Air Namibia will 27 Mio. Dollar pro Jahr einsparen – Sicherheit oberste Priorität
Air Namibia entdeckt den grünen Daumen: Die staatliche Fluggesellschaft ist derzeit dabei, ein Programm umzusetzen, das nicht nur der Umwelt, sondern auch der eigenen Kasse helfen soll.
Windhoek - Durch mehr Effizienz beim Kerosinverbrauch, aber auch in anderen Bereichen werde man nach vollständiger Umsetzung des Projekts pro Jahr 27 Millionen N$ einsparen können, erklärte Air-Namibia-Geschäftsführer Kosmas Egumbo jetzt im AZ-Gespräch. Neben den wirtschaftlichen Einsparungen zeige man dadurch auch Umweltbewusstsein, da der CO2-Ausstoß, zu dem der Flugverkehr weltweit ohnehin nur mit zwei Prozent beitrage, noch weiter verringert werde.

DATENAUSZÜGE -
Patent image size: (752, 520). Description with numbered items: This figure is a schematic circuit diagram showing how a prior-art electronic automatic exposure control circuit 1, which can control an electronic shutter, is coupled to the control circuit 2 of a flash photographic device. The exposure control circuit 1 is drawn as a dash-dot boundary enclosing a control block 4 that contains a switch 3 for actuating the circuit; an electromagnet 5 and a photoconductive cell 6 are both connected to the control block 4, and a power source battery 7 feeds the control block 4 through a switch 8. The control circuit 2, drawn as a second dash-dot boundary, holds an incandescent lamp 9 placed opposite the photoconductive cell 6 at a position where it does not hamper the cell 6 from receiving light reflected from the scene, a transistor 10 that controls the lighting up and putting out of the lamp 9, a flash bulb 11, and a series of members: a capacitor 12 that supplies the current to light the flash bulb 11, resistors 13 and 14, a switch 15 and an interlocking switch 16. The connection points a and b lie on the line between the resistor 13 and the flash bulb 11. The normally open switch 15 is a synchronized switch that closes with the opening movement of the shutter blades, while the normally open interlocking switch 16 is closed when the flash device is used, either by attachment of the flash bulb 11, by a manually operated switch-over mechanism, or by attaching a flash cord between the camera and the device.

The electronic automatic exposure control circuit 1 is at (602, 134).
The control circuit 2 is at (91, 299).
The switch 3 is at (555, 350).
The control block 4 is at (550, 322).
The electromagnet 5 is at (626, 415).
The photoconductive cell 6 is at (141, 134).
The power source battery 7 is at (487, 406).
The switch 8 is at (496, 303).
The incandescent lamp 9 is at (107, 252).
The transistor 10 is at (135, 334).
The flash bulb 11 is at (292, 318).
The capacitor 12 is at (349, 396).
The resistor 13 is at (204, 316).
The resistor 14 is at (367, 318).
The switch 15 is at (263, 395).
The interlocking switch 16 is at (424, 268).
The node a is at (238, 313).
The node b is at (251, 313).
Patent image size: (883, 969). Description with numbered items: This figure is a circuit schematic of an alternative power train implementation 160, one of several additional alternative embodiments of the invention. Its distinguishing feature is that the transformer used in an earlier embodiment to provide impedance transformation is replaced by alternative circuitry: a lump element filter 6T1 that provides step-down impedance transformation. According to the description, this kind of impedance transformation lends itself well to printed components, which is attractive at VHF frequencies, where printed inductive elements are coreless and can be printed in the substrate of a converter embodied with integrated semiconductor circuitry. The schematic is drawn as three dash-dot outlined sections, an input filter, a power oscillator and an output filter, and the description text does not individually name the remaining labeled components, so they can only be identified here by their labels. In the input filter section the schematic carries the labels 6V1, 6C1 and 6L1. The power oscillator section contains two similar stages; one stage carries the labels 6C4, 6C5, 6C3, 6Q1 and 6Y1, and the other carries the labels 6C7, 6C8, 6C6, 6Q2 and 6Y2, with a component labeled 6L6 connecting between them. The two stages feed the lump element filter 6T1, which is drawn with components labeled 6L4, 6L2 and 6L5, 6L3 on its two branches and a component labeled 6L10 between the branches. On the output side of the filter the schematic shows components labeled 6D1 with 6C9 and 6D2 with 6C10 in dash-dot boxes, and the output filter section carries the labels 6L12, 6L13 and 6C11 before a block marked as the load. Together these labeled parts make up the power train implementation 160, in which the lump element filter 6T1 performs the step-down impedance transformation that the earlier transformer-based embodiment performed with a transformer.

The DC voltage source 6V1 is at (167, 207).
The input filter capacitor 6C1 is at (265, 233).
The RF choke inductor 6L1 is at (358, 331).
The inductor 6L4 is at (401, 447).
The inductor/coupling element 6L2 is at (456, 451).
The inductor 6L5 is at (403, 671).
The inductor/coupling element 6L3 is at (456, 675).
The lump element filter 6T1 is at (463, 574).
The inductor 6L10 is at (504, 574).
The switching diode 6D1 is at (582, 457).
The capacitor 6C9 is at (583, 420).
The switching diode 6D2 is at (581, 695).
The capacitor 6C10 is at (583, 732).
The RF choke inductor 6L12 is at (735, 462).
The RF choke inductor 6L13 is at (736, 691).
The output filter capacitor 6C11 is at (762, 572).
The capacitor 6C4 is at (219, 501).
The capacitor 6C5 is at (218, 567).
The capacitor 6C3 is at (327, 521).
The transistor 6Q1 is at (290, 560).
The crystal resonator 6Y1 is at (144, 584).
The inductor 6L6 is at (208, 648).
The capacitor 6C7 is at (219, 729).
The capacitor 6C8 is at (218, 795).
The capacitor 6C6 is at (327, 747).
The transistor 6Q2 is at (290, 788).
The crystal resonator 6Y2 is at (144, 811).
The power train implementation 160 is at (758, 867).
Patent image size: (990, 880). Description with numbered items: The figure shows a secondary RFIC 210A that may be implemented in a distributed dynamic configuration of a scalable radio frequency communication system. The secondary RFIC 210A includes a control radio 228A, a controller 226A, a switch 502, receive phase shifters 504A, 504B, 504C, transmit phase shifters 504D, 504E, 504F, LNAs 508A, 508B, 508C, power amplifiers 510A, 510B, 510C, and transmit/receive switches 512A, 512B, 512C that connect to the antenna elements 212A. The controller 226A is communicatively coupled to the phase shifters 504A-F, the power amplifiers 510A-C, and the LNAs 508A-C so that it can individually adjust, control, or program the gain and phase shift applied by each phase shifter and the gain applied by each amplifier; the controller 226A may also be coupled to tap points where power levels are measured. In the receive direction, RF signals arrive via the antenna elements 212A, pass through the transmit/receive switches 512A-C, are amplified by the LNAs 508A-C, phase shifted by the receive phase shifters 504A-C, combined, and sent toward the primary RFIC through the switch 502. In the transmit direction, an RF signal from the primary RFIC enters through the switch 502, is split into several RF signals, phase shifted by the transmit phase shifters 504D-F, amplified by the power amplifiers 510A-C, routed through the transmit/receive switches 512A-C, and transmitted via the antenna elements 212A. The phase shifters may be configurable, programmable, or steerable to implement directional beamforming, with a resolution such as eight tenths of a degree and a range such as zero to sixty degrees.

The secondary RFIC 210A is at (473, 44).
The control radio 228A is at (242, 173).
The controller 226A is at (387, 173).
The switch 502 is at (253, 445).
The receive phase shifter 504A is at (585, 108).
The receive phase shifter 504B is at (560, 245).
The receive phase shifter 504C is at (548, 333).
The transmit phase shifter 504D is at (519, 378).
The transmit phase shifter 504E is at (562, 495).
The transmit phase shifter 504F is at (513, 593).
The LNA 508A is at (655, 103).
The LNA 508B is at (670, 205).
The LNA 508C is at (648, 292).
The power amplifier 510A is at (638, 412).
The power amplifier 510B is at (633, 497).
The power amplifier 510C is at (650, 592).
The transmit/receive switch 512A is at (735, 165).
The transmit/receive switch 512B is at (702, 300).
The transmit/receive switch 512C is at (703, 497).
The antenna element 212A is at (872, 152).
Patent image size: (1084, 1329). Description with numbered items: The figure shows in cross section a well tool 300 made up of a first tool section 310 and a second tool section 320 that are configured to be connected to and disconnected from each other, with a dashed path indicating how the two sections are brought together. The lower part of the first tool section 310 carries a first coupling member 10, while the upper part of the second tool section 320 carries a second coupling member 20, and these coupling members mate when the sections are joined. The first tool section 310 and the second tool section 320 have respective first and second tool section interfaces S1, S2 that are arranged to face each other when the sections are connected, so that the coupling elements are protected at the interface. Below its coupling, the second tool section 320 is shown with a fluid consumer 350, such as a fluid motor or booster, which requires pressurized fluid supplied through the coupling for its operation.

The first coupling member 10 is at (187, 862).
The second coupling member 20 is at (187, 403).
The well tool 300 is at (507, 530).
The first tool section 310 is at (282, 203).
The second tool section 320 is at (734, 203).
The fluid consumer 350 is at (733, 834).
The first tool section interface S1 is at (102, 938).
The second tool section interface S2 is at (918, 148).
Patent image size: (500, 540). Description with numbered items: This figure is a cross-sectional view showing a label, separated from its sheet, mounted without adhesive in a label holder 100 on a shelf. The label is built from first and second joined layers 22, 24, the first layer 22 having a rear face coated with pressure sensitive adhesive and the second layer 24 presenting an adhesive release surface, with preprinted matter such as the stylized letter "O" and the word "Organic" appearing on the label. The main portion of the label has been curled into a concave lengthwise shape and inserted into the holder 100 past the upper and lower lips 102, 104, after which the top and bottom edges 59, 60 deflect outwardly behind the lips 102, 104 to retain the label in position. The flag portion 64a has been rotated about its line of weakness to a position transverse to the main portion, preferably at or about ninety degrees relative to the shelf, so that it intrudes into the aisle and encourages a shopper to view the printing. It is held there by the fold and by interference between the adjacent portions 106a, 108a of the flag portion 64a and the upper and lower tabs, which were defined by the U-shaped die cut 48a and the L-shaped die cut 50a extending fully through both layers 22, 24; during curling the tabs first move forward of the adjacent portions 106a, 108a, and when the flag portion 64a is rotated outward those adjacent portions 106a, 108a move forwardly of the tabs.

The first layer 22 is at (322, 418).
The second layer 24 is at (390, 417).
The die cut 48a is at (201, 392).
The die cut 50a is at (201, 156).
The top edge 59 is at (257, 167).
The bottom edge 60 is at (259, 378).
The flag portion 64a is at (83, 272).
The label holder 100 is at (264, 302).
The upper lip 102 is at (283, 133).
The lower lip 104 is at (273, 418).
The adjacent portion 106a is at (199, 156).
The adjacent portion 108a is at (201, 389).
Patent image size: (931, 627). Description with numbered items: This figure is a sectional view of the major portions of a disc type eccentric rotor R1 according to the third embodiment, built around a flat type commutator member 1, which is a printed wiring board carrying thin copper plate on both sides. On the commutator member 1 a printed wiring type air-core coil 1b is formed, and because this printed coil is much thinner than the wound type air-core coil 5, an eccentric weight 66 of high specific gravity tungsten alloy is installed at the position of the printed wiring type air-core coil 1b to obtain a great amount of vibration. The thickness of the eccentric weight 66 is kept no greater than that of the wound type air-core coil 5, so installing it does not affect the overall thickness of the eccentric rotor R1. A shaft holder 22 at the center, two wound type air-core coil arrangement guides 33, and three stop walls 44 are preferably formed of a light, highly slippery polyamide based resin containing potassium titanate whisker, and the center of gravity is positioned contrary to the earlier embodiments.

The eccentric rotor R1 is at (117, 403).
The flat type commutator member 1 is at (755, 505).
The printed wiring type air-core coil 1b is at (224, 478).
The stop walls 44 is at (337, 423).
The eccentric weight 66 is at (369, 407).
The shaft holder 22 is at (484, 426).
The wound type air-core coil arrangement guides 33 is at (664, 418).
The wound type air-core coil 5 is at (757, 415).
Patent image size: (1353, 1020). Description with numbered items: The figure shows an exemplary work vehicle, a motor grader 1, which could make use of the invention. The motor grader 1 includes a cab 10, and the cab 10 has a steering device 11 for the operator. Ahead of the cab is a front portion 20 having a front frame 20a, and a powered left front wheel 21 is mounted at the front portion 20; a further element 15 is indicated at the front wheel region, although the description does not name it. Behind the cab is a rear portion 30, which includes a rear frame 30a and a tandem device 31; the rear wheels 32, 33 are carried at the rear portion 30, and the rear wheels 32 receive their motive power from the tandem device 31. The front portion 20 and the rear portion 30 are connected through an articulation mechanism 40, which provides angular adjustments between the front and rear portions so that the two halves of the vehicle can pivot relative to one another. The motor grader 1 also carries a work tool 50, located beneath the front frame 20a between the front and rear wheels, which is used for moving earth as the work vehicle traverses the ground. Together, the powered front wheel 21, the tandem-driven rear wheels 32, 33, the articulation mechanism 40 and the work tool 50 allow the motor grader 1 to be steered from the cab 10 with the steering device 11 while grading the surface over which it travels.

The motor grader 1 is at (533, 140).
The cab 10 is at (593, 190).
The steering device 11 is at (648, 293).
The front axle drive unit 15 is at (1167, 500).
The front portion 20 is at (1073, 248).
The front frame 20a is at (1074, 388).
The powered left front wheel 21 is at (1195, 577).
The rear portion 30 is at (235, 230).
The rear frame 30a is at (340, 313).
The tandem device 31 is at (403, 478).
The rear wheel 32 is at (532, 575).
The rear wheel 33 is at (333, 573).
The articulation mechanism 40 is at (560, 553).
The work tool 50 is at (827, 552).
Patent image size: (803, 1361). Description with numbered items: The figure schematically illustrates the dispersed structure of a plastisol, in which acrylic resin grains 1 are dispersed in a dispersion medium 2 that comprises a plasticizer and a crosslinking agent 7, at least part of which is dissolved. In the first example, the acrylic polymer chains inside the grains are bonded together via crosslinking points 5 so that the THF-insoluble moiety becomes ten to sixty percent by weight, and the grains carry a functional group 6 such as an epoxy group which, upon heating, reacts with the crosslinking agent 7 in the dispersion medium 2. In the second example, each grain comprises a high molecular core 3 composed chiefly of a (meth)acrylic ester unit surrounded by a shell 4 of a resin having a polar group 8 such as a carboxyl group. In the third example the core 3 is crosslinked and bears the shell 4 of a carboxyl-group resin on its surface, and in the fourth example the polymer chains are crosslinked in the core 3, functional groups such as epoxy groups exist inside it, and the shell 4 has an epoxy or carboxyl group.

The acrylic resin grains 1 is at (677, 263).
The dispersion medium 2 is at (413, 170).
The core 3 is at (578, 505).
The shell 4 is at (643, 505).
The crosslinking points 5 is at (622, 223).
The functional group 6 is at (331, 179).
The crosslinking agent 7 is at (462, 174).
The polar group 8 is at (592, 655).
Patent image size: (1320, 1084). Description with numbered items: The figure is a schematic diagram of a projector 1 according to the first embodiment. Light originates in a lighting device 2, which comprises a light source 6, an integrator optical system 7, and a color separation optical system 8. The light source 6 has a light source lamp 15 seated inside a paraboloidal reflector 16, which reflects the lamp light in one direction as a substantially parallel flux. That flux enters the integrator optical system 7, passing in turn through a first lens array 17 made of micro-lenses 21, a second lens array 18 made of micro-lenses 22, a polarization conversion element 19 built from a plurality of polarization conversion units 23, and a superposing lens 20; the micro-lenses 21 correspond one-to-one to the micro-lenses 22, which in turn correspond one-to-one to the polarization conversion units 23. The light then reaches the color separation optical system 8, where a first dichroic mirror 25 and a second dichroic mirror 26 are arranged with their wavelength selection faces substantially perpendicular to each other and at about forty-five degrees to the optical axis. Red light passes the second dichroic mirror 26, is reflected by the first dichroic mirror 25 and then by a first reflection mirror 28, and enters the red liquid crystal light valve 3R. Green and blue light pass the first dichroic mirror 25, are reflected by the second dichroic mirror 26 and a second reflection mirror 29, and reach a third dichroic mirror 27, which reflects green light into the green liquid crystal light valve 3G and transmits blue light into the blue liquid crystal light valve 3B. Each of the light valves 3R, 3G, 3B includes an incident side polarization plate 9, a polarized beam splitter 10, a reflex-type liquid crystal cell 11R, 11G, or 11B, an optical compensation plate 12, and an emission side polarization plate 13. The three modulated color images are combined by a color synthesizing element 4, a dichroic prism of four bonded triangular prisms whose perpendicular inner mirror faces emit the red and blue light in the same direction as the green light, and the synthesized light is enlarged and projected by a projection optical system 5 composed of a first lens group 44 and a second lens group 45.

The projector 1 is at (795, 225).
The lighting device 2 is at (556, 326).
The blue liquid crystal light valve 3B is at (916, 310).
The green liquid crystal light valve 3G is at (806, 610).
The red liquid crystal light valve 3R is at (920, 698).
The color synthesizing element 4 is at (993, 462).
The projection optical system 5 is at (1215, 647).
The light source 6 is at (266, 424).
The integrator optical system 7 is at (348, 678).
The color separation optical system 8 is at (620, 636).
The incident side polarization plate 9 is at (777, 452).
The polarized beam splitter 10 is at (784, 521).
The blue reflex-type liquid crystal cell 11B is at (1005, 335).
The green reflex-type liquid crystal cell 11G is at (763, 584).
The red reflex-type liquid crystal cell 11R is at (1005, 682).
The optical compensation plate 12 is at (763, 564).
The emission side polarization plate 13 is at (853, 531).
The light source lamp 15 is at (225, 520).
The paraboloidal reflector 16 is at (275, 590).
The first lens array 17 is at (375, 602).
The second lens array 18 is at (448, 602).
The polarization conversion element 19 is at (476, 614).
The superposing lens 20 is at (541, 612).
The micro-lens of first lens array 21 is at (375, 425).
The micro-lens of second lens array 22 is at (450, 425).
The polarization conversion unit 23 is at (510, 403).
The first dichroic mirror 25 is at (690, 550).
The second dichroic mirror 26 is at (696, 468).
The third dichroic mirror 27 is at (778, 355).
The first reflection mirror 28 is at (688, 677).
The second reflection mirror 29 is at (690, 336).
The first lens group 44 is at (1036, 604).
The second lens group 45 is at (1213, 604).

AUFGABE 1 - Wer ist laut dem Artikel über Air Namibia Geschäftsführer der Fluggesellschaft?
AUFGABE 2 - Gib aus dem Artikel über Air Namibia alles von „Windhoek - Durch“ bis hinunter zu „weiter verringert werde.“ wortgetreu wieder.

ANTWORTFELD 1 - Kosmas Egumbo

ANTWORTFELD 2 -
Windhoek - Durch mehr Effizienz beim Kerosinverbrauch, aber auch in anderen Bereichen werde man nach vollständiger Umsetzung des Projekts pro Jahr 27 Millionen N$ einsparen können, erklärte Air-Namibia-Geschäftsführer Kosmas Egumbo jetzt im AZ-Gespräch. Neben den wirtschaftlichen Einsparungen zeige man dadurch auch Umweltbewusstsein, da der CO2-Ausstoß, zu dem der Flugverkehr weltweit ohnehin nur mit zwei Prozent beitrage, noch weiter verringert werde.